## Given entries
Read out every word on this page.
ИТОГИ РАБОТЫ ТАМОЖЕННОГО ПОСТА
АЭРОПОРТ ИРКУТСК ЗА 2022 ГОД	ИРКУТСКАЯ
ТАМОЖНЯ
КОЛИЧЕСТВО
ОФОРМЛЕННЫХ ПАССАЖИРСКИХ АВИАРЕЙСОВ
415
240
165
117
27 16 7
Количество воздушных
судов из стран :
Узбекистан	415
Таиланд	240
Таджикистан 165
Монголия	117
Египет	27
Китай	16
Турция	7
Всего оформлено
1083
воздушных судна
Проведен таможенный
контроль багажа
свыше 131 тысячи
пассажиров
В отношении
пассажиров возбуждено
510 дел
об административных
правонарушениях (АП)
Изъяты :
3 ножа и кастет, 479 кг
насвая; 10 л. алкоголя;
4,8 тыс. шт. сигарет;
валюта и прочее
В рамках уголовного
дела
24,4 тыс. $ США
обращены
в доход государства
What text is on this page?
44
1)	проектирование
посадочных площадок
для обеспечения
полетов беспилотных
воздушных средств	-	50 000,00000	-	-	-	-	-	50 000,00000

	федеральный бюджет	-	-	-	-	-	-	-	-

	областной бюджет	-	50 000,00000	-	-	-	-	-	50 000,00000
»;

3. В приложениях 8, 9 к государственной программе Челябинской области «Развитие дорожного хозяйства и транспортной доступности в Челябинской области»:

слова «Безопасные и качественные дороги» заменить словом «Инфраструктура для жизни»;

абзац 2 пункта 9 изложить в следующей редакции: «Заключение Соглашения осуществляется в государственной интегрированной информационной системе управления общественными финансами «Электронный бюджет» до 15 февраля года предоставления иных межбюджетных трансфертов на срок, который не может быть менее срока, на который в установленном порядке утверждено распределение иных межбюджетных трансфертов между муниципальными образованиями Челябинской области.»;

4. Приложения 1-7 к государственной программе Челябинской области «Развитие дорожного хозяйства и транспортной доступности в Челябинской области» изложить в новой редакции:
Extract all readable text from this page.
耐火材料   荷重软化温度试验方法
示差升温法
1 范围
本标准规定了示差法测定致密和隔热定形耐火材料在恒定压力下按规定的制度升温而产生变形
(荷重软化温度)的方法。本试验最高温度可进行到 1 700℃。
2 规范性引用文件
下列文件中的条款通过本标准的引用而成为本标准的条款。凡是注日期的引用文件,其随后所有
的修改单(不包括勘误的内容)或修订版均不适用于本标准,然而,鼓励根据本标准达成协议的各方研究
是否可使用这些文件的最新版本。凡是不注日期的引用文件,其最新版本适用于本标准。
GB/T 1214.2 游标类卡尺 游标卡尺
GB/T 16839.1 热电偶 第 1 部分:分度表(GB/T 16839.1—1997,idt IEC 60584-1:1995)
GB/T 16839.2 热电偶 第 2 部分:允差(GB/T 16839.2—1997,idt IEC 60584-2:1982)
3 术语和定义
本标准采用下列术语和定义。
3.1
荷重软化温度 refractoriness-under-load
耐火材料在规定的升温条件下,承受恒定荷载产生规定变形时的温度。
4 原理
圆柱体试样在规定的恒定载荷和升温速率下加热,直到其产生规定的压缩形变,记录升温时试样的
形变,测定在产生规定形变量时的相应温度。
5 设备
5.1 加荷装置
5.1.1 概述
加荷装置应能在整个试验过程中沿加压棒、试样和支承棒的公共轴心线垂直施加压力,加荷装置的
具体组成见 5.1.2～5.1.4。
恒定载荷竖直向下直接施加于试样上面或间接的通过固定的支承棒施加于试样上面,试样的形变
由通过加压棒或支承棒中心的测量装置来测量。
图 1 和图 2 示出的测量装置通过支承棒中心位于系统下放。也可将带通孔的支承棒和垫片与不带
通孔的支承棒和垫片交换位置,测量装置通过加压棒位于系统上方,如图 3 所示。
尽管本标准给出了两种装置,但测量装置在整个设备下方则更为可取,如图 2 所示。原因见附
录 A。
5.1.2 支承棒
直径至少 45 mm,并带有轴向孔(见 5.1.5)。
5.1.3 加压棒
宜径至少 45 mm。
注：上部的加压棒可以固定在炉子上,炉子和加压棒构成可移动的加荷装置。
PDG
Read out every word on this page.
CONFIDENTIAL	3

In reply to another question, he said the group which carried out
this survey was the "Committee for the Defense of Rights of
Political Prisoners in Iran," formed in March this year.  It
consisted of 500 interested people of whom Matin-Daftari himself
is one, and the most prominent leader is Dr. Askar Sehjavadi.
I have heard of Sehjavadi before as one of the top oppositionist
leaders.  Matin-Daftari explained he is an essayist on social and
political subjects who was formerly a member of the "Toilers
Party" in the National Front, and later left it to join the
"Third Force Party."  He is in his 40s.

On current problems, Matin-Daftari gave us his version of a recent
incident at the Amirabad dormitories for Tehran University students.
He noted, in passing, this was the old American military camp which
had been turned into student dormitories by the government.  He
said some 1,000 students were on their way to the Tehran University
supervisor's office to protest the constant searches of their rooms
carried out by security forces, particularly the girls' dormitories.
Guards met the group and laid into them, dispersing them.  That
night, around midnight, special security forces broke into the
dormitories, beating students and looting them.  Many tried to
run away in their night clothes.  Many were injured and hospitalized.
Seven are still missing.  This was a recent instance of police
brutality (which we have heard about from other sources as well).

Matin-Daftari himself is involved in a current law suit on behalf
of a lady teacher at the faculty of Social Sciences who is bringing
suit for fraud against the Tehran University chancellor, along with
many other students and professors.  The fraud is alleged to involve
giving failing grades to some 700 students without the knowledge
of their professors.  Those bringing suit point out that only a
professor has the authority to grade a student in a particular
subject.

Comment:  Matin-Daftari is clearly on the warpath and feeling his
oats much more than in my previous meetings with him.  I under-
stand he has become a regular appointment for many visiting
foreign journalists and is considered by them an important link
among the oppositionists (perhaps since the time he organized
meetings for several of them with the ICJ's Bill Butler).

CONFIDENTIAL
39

## Task prompt
Sift the material for lines with the string "have". Copy each one found.

## Solution for this exercise
I have heard of Sehjavadi before as one of the top oppositionist
brutality (which we have heard about from other sources as well).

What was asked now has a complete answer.